▶ **QUOTED TEXT**

+++

At best it would be a matter for resignation and not for gratitude. We may bow to it as an inevitable decree of nature; we deceive ourselves if we say we can see it is good and desirable. The pessimist would find another instance of Nature's unkindness. Even where she seems to confer a benefit, she has done us a deep injury. She has mutilated our minds with a refinement of cruelty. For instead of mercifully concealing a loss which could only be deplored and never repaired, she has evolved the philosophy which has betrayed the secret.

And is there really any compensation?

If we have gained a belief which happens to be true, can we be said to understand it if we ground it on a falsehood? Can we be said to 'know' at all in the proper sense of the word?

Can a belief be even intelligent which is simply caused by the want of a power to think otherwise, a power which might have been developed, and is lost to us by a process as unconscious as that which deprives us of taste or smell when we have a cold?

In ordinary life, when we are not philosophising we have a great contempt for beliefs which are merely the result of imperfect mental development; we expect them among savage tribes, the prejudiced, and the uneducated.

+++

▶ **DATA SEGMENT**

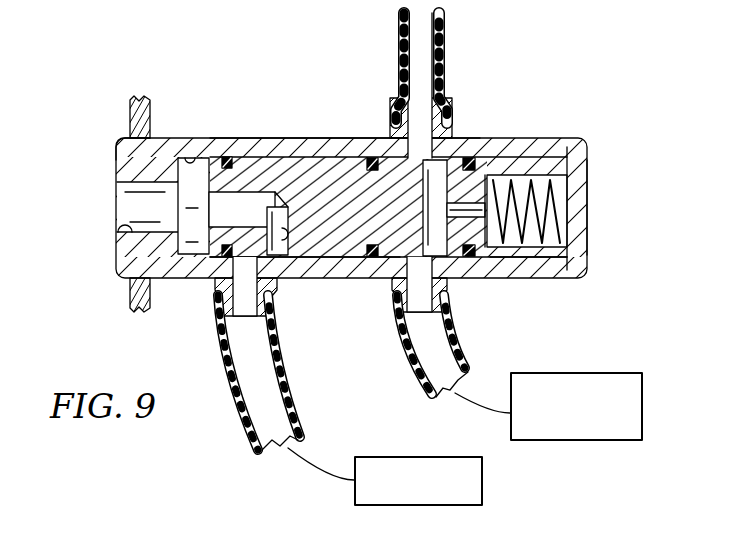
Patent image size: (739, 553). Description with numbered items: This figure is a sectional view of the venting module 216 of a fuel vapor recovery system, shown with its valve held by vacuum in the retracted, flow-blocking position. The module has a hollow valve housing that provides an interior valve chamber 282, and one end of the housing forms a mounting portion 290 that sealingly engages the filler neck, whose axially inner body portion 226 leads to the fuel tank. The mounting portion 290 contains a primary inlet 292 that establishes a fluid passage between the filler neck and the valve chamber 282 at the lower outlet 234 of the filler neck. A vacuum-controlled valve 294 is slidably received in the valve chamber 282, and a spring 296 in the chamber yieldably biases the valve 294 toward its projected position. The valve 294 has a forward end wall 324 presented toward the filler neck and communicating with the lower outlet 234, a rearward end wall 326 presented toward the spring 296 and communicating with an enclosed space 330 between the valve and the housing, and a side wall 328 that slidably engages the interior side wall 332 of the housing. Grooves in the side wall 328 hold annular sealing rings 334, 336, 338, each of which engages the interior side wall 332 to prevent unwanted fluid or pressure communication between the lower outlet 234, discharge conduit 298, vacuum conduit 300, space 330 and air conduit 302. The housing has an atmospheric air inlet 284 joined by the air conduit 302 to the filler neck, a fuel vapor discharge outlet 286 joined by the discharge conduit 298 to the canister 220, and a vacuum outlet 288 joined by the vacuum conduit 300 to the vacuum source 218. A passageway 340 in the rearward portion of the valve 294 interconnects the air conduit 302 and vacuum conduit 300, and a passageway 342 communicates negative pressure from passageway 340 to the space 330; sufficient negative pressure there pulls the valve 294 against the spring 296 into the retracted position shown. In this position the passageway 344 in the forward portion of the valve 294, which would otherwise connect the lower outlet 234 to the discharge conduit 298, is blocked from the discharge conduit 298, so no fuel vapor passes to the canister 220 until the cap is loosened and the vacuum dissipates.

+++

▶ **REQUIREMENTS**
a – In the passage on belief and Nature's unkindness, among whom do we expect to find beliefs that merely result from imperfect mental development?
b – Reproduce the part of the passage on belief and Nature's unkindness that opens with the words containing "And is there" and closes with "have a cold?".

▶ **WRITTEN RESPONSES**
a – Among savage tribes, the prejudiced, and the uneducated.

b –
And is there really any compensation?

If we have gained a belief which happens to be true, can we be said to understand it if we ground it on a falsehood? Can we be said to 'know' at all in the proper sense of the word?

Can a belief be even intelligent which is simply caused by the want of a power to think otherwise, a power which might have been developed, and is lost to us by a process as unconscious as that which deprives us of taste or smell when we have a cold?